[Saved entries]
□ □ □ □
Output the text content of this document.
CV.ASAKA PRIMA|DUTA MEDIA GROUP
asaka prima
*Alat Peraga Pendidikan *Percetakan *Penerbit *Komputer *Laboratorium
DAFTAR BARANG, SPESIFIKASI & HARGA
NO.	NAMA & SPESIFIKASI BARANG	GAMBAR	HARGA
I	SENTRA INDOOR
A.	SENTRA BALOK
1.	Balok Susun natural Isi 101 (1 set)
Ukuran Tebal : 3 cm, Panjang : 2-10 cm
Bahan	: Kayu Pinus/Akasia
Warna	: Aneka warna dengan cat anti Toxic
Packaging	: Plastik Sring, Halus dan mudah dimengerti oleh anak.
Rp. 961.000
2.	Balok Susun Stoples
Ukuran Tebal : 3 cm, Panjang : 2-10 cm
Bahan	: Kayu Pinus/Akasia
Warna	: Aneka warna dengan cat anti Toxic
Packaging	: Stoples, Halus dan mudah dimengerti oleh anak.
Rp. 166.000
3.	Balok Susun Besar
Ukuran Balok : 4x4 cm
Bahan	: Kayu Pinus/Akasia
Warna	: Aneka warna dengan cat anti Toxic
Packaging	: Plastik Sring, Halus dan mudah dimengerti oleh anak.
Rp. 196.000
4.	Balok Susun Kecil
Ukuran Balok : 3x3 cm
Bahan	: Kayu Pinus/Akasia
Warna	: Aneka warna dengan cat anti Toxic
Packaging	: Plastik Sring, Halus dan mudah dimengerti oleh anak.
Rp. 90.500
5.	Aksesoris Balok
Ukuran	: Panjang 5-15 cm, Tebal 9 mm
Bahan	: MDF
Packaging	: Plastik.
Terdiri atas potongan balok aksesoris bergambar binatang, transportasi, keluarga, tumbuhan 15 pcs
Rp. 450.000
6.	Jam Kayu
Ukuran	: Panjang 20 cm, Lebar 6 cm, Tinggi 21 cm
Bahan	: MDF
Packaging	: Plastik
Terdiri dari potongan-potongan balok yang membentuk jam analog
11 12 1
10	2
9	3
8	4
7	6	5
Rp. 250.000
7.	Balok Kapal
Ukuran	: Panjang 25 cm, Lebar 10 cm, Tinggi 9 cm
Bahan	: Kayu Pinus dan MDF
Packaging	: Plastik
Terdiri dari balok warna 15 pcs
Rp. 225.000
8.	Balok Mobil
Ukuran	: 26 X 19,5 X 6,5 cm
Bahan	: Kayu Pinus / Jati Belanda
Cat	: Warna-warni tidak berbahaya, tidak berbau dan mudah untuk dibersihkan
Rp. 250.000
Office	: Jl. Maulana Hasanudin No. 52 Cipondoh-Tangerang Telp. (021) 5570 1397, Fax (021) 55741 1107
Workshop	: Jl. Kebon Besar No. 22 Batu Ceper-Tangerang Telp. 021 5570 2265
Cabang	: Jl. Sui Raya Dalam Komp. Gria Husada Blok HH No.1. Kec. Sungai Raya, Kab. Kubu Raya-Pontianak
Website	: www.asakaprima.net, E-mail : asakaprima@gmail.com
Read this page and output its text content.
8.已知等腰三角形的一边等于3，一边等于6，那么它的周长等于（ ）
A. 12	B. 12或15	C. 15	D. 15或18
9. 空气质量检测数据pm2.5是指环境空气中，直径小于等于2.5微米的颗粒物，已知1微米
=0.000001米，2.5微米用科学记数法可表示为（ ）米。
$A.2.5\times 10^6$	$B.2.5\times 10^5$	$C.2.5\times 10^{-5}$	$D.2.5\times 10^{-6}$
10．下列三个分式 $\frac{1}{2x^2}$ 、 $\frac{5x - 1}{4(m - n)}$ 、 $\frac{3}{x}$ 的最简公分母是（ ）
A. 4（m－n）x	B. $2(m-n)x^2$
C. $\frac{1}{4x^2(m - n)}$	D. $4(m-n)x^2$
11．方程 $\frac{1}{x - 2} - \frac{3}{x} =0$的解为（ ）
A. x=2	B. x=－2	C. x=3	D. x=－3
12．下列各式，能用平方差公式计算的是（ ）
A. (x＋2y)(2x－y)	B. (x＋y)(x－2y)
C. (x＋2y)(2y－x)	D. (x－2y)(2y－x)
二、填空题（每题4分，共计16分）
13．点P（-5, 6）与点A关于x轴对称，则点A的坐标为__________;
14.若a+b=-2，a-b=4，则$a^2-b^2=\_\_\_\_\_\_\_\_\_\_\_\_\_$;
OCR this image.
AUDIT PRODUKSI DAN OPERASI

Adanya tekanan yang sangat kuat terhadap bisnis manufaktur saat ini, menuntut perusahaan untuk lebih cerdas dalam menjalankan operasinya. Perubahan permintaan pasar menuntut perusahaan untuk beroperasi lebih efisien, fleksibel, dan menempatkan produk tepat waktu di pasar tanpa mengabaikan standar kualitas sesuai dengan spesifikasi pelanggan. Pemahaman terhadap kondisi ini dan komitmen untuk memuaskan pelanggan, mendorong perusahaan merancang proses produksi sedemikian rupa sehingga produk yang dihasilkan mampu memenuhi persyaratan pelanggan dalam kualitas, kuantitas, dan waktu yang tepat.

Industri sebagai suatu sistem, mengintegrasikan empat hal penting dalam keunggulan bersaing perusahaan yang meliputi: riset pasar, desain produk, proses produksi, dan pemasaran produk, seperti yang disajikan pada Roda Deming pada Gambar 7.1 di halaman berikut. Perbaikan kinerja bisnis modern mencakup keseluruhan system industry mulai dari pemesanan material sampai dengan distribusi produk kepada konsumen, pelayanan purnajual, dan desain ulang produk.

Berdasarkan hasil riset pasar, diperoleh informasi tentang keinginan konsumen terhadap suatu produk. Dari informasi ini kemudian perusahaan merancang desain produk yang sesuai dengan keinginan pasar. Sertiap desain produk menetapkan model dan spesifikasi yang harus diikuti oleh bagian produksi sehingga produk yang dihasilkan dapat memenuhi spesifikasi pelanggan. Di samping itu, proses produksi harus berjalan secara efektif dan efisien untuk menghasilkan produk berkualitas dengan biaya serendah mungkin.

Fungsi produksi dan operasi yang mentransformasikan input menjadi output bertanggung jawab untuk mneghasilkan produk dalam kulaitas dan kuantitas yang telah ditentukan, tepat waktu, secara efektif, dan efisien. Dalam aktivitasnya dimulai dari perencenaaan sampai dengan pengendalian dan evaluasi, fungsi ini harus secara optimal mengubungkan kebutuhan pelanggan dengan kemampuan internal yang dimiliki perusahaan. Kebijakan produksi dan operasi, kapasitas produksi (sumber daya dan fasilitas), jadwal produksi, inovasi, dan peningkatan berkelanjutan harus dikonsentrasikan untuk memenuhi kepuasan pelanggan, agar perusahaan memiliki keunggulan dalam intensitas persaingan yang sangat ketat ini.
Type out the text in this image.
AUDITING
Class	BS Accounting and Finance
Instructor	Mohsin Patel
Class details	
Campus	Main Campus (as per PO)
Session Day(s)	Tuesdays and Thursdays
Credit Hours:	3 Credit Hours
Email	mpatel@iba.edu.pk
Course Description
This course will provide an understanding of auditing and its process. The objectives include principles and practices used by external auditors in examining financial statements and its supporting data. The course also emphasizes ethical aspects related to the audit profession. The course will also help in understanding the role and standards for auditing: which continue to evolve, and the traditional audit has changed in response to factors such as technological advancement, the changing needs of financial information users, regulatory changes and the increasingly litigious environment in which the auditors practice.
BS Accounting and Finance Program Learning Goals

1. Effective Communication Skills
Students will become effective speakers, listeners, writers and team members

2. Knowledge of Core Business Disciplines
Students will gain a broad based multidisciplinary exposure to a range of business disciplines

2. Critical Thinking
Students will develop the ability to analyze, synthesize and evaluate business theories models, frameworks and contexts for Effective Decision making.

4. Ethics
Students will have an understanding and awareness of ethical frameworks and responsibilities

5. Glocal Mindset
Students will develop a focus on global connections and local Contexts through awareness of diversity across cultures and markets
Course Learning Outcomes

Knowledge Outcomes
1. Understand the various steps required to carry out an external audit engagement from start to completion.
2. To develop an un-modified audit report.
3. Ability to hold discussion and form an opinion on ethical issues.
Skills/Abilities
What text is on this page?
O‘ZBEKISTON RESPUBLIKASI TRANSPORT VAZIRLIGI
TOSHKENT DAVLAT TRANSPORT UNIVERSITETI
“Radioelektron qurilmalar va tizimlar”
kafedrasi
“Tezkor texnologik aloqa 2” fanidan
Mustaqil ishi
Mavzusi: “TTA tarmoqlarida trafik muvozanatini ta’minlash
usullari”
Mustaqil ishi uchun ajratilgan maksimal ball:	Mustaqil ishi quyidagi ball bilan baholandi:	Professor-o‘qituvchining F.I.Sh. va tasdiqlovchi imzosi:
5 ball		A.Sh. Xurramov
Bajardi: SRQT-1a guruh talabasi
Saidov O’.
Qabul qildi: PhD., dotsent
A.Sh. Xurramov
□ □ □ □
> [AIM]: Copy out every line where the word "content" occurs.

> [WRITTEN RESPONSE]:
Output the text content of this document.
Read this page and output its text content.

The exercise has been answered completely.